**PROBLEM**
Without dropping or altering a single word, give the listing again.
☆ ☆ ☆
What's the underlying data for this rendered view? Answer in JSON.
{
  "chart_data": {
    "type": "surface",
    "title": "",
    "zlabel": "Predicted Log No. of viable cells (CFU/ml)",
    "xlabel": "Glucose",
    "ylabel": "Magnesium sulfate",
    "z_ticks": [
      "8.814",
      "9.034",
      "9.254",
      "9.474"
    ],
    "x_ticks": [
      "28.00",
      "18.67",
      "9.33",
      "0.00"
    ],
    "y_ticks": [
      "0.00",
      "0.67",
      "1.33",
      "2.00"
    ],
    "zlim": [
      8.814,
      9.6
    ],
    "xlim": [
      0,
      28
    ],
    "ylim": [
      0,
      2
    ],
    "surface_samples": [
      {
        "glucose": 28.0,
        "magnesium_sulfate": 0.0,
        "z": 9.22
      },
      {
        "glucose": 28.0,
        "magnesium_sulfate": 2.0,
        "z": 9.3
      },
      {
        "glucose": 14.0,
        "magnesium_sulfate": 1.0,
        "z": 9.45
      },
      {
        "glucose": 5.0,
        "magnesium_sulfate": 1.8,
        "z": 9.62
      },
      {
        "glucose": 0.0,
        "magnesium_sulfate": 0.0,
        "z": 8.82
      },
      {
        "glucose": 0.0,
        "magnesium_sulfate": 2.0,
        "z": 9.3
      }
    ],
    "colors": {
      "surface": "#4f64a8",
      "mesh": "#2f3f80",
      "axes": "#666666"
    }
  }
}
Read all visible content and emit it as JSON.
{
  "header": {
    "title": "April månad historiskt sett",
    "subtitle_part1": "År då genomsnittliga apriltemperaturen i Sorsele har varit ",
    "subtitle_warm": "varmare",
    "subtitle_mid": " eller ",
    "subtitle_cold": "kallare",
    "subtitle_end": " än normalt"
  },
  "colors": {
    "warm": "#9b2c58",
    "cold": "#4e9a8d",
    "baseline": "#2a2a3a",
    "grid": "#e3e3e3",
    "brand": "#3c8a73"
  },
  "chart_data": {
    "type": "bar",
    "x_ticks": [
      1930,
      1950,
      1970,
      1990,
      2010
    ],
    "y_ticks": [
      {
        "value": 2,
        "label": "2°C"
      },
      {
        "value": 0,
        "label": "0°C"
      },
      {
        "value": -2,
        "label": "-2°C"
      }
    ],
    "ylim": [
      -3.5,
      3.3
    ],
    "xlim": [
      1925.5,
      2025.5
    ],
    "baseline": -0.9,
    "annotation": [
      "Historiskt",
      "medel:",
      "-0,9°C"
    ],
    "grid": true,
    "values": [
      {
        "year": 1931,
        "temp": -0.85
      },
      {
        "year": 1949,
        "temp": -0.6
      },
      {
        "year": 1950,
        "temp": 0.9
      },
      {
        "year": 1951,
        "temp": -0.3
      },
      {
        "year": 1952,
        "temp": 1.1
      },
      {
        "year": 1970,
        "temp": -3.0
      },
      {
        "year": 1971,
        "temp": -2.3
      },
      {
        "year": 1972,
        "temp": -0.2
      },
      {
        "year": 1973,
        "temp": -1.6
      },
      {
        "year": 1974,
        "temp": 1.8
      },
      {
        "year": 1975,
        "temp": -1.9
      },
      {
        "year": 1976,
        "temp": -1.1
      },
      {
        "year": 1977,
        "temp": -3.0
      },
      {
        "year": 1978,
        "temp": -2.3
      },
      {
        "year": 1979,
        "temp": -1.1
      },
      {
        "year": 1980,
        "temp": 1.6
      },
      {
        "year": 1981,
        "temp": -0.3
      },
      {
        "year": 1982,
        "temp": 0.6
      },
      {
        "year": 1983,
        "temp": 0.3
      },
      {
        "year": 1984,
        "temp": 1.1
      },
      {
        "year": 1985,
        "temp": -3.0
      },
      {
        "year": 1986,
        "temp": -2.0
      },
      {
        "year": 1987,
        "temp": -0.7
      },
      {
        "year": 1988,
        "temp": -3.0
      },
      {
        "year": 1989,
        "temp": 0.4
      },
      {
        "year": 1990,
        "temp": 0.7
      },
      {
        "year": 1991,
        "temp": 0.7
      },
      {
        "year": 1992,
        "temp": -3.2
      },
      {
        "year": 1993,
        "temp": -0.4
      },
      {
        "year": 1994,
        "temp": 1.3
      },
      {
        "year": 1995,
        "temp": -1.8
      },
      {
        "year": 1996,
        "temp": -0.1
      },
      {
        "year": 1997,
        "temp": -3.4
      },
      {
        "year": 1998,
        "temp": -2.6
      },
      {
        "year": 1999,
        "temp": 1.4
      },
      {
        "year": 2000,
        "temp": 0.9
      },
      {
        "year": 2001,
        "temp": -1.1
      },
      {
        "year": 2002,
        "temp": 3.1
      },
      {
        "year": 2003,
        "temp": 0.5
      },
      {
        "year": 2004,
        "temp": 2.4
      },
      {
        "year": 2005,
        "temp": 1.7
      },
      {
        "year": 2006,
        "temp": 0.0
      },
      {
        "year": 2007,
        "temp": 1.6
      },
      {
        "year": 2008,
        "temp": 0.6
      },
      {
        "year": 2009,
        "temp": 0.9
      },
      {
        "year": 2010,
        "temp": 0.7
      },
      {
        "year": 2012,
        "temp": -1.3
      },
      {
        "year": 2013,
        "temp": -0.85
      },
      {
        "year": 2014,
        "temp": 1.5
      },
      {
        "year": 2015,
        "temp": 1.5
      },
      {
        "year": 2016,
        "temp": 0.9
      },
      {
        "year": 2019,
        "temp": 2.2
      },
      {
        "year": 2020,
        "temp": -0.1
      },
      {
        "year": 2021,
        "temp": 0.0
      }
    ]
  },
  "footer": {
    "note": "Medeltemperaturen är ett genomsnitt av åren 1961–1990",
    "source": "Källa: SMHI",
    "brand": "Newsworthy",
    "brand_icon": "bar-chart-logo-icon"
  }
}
☆ ☆ ☆
**TASK RESULT**
What's the underlying data for this rendered view? Answer in JSON.
{
  "chart_data": {
    "type": "surface",
    "title": "",
    "zlabel": "Predicted Log No. of viable cells (CFU/ml)",
    "xlabel": "Glucose",
    "ylabel": "Magnesium sulfate",
    "z_ticks": [
      "8.814",
      "9.034",
      "9.254",
      "9.474"
    ],
    "x_ticks": [
      "28.00",
      "18.67",
      "9.33",
      "0.00"
    ],
    "y_ticks": [
      "0.00",
      "0.67",
      "1.33",
      "2.00"
    ],
    "zlim": [
      8.814,
      9.6
    ],
    "xlim": [
      0,
      28
    ],
    "ylim": [
      0,
      2
    ],
    "surface_samples": [
      {
        "glucose": 28.0,
        "magnesium_sulfate": 0.0,
        "z": 9.22
      },
      {
        "glucose": 28.0,
        "magnesium_sulfate": 2.0,
        "z": 9.3
      },
      {
        "glucose": 14.0,
        "magnesium_sulfate": 1.0,
        "z": 9.45
      },
      {
        "glucose": 5.0,
        "magnesium_sulfate": 1.8,
        "z": 9.62
      },
      {
        "glucose": 0.0,
        "magnesium_sulfate": 0.0,
        "z": 8.82
      },
      {
        "glucose": 0.0,
        "magnesium_sulfate": 2.0,
        "z": 9.3
      }
    ],
    "colors": {
      "surface": "#4f64a8",
      "mesh": "#2f3f80",
      "axes": "#666666"
    }
  }
}
Read all visible content and emit it as JSON.
{
  "header": {
    "title": "April månad historiskt sett",
    "subtitle_part1": "År då genomsnittliga apriltemperaturen i Sorsele har varit ",
    "subtitle_warm": "varmare",
    "subtitle_mid": " eller ",
    "subtitle_cold": "kallare",
    "subtitle_end": " än normalt"
  },
  "colors": {
    "warm": "#9b2c58",
    "cold": "#4e9a8d",
    "baseline": "#2a2a3a",
    "grid": "#e3e3e3",
    "brand": "#3c8a73"
  },
  "chart_data": {
    "type": "bar",
    "x_ticks": [
      1930,
      1950,
      1970,
      1990,
      2010
    ],
    "y_ticks": [
      {
        "value": 2,
        "label": "2°C"
      },
      {
        "value": 0,
        "label": "0°C"
      },
      {
        "value": -2,
        "label": "-2°C"
      }
    ],
    "ylim": [
      -3.5,
      3.3
    ],
    "xlim": [
      1925.5,
      2025.5
    ],
    "baseline": -0.9,
    "annotation": [
      "Historiskt",
      "medel:",
      "-0,9°C"
    ],
    "grid": true,
    "values": [
      {
        "year": 1931,
        "temp": -0.85
      },
      {
        "year": 1949,
        "temp": -0.6
      },
      {
        "year": 1950,
        "temp": 0.9
      },
      {
        "year": 1951,
        "temp": -0.3
      },
      {
        "year": 1952,
        "temp": 1.1
      },
      {
        "year": 1970,
        "temp": -3.0
      },
      {
        "year": 1971,
        "temp": -2.3
      },
      {
        "year": 1972,
        "temp": -0.2
      },
      {
        "year": 1973,
        "temp": -1.6
      },
      {
        "year": 1974,
        "temp": 1.8
      },
      {
        "year": 1975,
        "temp": -1.9
      },
      {
        "year": 1976,
        "temp": -1.1
      },
      {
        "year": 1977,
        "temp": -3.0
      },
      {
        "year": 1978,
        "temp": -2.3
      },
      {
        "year": 1979,
        "temp": -1.1
      },
      {
        "year": 1980,
        "temp": 1.6
      },
      {
        "year": 1981,
        "temp": -0.3
      },
      {
        "year": 1982,
        "temp": 0.6
      },
      {
        "year": 1983,
        "temp": 0.3
      },
      {
        "year": 1984,
        "temp": 1.1
      },
      {
        "year": 1985,
        "temp": -3.0
      },
      {
        "year": 1986,
        "temp": -2.0
      },
      {
        "year": 1987,
        "temp": -0.7
      },
      {
        "year": 1988,
        "temp": -3.0
      },
      {
        "year": 1989,
        "temp": 0.4
      },
      {
        "year": 1990,
        "temp": 0.7
      },
      {
        "year": 1991,
        "temp": 0.7
      },
      {
        "year": 1992,
        "temp": -3.2
      },
      {
        "year": 1993,
        "temp": -0.4
      },
      {
        "year": 1994,
        "temp": 1.3
      },
      {
        "year": 1995,
        "temp": -1.8
      },
      {
        "year": 1996,
        "temp": -0.1
      },
      {
        "year": 1997,
        "temp": -3.4
      },
      {
        "year": 1998,
        "temp": -2.6
      },
      {
        "year": 1999,
        "temp": 1.4
      },
      {
        "year": 2000,
        "temp": 0.9
      },
      {
        "year": 2001,
        "temp": -1.1
      },
      {
        "year": 2002,
        "temp": 3.1
      },
      {
        "year": 2003,
        "temp": 0.5
      },
      {
        "year": 2004,
        "temp": 2.4
      },
      {
        "year": 2005,
        "temp": 1.7
      },
      {
        "year": 2006,
        "temp": 0.0
      },
      {
        "year": 2007,
        "temp": 1.6
      },
      {
        "year": 2008,
        "temp": 0.6
      },
      {
        "year": 2009,
        "temp": 0.9
      },
      {
        "year": 2010,
        "temp": 0.7
      },
      {
        "year": 2012,
        "temp": -1.3
      },
      {
        "year": 2013,
        "temp": -0.85
      },
      {
        "year": 2014,
        "temp": 1.5
      },
      {
        "year": 2015,
        "temp": 1.5
      },
      {
        "year": 2016,
        "temp": 0.9
      },
      {
        "year": 2019,
        "temp": 2.2
      },
      {
        "year": 2020,
        "temp": -0.1
      },
      {
        "year": 2021,
        "temp": 0.0
      }
    ]
  },
  "footer": {
    "note": "Medeltemperaturen är ett genomsnitt av åren 1961–1990",
    "source": "Källa: SMHI",
    "brand": "Newsworthy",
    "brand_icon": "bar-chart-logo-icon"
  }
}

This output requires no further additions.